* _GIVEN PROBLEM_:
Filter the records for lines holding the string "Campanha".
** start **
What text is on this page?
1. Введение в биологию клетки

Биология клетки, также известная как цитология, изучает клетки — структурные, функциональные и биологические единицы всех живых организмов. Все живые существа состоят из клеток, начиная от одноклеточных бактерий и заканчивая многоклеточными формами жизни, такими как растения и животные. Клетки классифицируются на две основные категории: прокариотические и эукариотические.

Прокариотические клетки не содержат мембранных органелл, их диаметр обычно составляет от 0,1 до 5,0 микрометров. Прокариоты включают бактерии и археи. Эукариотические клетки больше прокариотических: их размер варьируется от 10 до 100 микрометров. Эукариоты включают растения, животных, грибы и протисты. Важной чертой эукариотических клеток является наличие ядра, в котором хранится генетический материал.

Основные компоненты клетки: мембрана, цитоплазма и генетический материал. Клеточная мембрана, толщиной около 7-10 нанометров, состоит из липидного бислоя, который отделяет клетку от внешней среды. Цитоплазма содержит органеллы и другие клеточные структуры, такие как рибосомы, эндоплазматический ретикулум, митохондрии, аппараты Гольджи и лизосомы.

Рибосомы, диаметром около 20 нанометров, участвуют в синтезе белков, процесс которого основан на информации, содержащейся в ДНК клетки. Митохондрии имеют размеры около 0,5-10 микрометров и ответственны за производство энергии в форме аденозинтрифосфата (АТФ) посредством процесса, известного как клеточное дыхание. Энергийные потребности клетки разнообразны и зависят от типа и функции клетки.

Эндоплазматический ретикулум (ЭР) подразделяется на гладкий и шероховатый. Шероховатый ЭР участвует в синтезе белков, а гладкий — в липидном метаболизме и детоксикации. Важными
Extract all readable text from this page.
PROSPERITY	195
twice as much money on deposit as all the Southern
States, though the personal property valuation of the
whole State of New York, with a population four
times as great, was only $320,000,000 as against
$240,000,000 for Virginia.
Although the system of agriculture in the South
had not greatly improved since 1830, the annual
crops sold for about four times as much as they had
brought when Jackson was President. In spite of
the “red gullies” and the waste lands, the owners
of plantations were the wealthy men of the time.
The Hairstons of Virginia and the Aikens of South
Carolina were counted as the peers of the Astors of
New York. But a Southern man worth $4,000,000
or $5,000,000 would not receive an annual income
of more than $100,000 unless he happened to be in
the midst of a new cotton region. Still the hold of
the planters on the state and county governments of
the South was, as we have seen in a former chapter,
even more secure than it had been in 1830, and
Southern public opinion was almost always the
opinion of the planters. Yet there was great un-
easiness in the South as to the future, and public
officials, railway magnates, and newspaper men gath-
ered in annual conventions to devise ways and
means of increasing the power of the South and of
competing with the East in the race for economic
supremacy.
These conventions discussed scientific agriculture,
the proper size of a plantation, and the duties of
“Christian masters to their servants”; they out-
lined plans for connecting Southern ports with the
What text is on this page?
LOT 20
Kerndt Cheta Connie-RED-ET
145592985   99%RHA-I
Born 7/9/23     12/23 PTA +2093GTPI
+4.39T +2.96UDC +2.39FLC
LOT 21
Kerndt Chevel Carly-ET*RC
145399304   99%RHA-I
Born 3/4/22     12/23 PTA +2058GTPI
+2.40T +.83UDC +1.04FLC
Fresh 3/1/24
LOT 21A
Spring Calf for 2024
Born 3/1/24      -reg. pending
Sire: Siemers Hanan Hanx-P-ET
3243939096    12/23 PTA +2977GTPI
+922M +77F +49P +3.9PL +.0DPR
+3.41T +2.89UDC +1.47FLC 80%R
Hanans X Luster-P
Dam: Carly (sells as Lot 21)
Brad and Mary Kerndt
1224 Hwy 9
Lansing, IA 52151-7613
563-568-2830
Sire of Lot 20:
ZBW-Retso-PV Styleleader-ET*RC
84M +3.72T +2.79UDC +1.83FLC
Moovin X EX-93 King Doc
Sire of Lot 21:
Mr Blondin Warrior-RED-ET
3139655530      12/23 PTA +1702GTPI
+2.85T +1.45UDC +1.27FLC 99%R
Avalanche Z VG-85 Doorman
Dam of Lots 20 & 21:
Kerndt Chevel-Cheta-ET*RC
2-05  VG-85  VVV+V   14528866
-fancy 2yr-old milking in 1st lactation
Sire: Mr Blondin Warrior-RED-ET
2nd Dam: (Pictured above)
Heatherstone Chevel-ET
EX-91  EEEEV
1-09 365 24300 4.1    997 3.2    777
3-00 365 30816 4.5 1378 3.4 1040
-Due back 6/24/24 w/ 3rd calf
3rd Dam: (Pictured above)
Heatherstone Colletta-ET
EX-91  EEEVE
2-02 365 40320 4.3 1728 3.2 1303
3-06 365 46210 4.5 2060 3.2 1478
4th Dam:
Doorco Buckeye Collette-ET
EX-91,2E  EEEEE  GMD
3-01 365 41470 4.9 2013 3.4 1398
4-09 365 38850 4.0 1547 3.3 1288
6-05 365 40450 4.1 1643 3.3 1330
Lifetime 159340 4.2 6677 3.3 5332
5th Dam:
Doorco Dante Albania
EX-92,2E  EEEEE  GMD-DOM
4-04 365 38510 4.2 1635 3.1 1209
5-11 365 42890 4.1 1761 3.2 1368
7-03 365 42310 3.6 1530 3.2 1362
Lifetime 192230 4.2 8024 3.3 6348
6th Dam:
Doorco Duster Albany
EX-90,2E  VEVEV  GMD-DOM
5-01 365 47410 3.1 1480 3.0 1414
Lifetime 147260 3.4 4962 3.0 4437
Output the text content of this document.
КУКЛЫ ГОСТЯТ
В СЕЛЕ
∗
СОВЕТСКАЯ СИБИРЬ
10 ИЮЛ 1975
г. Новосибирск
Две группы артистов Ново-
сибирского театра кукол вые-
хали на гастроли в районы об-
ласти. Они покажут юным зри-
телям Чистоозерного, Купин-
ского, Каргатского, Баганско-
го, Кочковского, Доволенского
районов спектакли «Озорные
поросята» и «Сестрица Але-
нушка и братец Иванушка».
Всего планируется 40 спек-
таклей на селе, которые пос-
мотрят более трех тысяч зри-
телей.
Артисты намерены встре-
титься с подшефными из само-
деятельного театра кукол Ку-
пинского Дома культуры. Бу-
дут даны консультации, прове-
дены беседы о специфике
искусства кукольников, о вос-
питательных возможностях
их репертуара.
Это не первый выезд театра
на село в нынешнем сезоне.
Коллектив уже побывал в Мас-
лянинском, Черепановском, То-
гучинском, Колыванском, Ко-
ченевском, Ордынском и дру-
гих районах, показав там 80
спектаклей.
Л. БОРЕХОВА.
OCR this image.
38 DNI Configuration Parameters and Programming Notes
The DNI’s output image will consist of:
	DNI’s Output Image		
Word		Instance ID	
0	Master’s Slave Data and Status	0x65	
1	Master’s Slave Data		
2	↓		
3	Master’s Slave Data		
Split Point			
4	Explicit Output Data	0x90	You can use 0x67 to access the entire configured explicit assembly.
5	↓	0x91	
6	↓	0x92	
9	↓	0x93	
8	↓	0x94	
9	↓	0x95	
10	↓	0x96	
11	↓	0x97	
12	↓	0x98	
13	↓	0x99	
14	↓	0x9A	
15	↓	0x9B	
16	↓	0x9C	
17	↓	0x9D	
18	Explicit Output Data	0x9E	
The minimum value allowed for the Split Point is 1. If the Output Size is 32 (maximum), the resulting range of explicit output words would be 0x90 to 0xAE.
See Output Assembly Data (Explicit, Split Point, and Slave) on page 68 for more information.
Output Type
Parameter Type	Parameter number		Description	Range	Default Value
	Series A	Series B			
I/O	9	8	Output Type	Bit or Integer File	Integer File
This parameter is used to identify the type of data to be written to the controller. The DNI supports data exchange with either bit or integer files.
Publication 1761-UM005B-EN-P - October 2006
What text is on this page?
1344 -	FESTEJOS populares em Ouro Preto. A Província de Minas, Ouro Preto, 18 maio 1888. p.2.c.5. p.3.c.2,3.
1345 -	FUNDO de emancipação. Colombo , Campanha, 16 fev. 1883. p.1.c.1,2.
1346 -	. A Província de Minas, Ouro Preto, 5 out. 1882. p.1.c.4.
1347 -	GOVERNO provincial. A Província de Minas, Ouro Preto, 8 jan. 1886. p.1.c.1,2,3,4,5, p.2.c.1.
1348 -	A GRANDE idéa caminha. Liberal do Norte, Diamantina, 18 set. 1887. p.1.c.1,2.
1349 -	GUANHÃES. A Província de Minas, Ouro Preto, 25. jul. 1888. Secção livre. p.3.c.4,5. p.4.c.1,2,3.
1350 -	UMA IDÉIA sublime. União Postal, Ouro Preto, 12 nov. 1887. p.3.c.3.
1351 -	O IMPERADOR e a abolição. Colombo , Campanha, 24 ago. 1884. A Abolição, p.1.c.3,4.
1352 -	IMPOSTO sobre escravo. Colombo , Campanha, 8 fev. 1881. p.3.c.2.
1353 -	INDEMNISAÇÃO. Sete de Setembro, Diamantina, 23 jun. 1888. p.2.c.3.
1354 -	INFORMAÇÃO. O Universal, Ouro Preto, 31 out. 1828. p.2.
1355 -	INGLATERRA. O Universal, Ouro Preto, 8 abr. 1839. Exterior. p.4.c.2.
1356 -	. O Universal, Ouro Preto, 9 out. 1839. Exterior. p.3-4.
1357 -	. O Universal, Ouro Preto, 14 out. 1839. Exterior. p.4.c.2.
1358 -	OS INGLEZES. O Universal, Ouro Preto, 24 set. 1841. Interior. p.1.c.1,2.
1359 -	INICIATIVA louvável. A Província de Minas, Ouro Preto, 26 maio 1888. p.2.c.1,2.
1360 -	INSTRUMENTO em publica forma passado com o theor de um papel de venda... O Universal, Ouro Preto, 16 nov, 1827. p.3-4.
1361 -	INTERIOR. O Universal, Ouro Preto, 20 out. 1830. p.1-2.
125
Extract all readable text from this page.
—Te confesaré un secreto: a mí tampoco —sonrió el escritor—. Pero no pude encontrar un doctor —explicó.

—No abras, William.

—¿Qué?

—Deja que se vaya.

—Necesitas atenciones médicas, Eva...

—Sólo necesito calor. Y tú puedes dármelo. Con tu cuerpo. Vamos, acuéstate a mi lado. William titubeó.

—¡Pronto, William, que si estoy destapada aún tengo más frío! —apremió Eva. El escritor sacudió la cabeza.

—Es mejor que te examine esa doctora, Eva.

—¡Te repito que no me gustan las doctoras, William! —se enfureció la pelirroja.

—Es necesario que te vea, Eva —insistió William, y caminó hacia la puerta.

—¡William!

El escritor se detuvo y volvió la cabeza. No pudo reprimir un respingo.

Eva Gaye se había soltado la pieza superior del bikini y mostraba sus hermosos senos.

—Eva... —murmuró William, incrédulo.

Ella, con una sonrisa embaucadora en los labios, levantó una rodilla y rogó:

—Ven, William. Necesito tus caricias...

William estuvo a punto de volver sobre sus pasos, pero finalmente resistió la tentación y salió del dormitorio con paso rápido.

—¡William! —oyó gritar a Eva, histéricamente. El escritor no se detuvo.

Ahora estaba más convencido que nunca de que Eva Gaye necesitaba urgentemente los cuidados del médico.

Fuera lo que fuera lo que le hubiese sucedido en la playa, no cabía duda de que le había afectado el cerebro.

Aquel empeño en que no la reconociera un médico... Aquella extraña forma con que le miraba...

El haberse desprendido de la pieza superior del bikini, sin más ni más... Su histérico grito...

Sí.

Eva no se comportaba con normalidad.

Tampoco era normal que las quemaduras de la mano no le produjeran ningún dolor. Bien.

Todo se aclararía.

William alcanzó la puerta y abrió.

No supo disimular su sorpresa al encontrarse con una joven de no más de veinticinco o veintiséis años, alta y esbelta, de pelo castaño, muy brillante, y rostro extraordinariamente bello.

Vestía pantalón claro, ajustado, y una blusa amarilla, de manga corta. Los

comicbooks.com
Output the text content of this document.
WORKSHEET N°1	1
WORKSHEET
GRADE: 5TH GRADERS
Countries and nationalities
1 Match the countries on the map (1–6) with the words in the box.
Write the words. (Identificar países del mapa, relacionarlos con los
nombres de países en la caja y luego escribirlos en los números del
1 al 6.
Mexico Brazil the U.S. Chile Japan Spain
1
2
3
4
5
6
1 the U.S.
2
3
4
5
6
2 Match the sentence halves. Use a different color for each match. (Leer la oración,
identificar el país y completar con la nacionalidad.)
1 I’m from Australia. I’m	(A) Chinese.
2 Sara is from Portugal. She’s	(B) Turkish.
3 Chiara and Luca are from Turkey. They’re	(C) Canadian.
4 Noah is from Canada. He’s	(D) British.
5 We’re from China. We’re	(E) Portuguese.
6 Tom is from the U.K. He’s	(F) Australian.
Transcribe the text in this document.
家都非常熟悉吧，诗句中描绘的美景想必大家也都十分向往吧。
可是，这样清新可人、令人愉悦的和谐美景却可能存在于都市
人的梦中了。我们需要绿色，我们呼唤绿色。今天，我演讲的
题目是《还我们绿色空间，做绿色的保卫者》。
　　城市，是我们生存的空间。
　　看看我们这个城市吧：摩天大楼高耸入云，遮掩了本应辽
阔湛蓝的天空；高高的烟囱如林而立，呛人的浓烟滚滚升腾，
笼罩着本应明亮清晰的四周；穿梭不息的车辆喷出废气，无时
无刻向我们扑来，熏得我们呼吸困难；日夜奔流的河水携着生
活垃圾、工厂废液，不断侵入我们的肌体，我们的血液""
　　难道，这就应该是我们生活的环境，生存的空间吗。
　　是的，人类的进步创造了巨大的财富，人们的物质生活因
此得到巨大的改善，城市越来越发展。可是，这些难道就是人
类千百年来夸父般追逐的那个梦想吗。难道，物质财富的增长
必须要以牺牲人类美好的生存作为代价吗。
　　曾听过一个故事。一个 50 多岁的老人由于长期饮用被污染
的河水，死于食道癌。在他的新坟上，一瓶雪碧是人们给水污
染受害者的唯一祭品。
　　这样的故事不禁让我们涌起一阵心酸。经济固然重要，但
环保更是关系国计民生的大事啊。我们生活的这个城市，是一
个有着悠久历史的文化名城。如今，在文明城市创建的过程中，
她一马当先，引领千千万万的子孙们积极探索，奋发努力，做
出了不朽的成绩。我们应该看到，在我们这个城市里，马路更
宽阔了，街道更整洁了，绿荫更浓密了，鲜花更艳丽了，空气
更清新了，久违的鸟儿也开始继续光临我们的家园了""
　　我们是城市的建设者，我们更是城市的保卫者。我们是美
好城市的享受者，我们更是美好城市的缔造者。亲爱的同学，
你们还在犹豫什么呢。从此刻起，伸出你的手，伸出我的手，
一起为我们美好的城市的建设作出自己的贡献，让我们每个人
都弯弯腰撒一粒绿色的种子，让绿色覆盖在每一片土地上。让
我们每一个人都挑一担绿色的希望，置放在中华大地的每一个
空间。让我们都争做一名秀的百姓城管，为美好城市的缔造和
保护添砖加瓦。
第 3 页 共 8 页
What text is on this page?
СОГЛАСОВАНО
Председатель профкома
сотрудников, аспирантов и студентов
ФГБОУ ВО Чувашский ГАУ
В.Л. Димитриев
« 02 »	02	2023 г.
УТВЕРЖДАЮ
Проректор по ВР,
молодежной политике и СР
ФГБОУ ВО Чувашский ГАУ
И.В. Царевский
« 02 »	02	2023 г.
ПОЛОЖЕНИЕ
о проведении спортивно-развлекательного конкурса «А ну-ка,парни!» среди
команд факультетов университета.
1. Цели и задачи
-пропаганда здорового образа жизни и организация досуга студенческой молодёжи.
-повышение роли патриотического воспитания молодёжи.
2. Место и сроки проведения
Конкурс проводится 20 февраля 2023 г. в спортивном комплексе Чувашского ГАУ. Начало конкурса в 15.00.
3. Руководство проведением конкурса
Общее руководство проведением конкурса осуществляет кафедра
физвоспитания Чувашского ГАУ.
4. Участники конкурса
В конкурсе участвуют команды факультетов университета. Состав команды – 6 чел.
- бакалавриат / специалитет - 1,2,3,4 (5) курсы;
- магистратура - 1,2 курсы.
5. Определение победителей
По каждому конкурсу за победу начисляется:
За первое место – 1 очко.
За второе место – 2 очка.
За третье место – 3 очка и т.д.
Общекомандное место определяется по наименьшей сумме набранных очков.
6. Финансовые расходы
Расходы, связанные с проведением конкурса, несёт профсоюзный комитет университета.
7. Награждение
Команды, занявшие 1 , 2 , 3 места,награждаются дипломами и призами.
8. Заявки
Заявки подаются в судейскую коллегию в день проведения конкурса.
** end **
* _WRITTEN ANSWER_:
1345 -	FUNDO de emancipação. Colombo , Campanha, 16 fev. 1883. p.1.c.1,2.
1351 -	O IMPERADOR e a abolição. Colombo , Campanha, 24 ago. 1884. A Abolição, p.1.c.3,4.
1352 -	IMPOSTO sobre escravo. Colombo , Campanha, 8 fev. 1881. p.3.c.2.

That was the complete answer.